--- RECORDS ---
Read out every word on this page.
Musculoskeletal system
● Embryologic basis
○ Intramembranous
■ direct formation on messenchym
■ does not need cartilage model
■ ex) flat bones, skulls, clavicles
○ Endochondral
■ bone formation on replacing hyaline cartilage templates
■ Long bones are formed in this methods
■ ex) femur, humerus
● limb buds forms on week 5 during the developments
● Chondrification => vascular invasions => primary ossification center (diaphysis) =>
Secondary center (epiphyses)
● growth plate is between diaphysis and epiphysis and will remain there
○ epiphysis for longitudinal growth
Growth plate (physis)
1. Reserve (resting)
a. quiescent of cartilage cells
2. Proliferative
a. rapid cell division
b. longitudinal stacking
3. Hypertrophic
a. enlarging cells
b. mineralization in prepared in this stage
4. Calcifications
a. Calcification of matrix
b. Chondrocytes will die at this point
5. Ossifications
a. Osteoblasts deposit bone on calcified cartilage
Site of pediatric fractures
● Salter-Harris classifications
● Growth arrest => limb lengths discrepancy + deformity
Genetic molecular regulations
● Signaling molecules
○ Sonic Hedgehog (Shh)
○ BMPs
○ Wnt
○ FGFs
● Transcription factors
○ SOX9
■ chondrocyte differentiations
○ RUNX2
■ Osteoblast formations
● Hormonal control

--- YOUR TASK ---
Down to the last character, restate every record.

--- PROBLEM SOLUTION ---
Read out every word on this page.
Musculoskeletal system
● Embryologic basis
○ Intramembranous
■ direct formation on messenchym
■ does not need cartilage model
■ ex) flat bones, skulls, clavicles
○ Endochondral
■ bone formation on replacing hyaline cartilage templates
■ Long bones are formed in this methods
■ ex) femur, humerus
● limb buds forms on week 5 during the developments
● Chondrification => vascular invasions => primary ossification center (diaphysis) =>
Secondary center (epiphyses)
● growth plate is between diaphysis and epiphysis and will remain there
○ epiphysis for longitudinal growth
Growth plate (physis)
1. Reserve (resting)
a. quiescent of cartilage cells
2. Proliferative
a. rapid cell division
b. longitudinal stacking
3. Hypertrophic
a. enlarging cells
b. mineralization in prepared in this stage
4. Calcifications
a. Calcification of matrix
b. Chondrocytes will die at this point
5. Ossifications
a. Osteoblasts deposit bone on calcified cartilage
Site of pediatric fractures
● Salter-Harris classifications
● Growth arrest => limb lengths discrepancy + deformity
Genetic molecular regulations
● Signaling molecules
○ Sonic Hedgehog (Shh)
○ BMPs
○ Wnt
○ FGFs
● Transcription factors
○ SOX9
■ chondrocyte differentiations
○ RUNX2
■ Osteoblast formations
● Hormonal control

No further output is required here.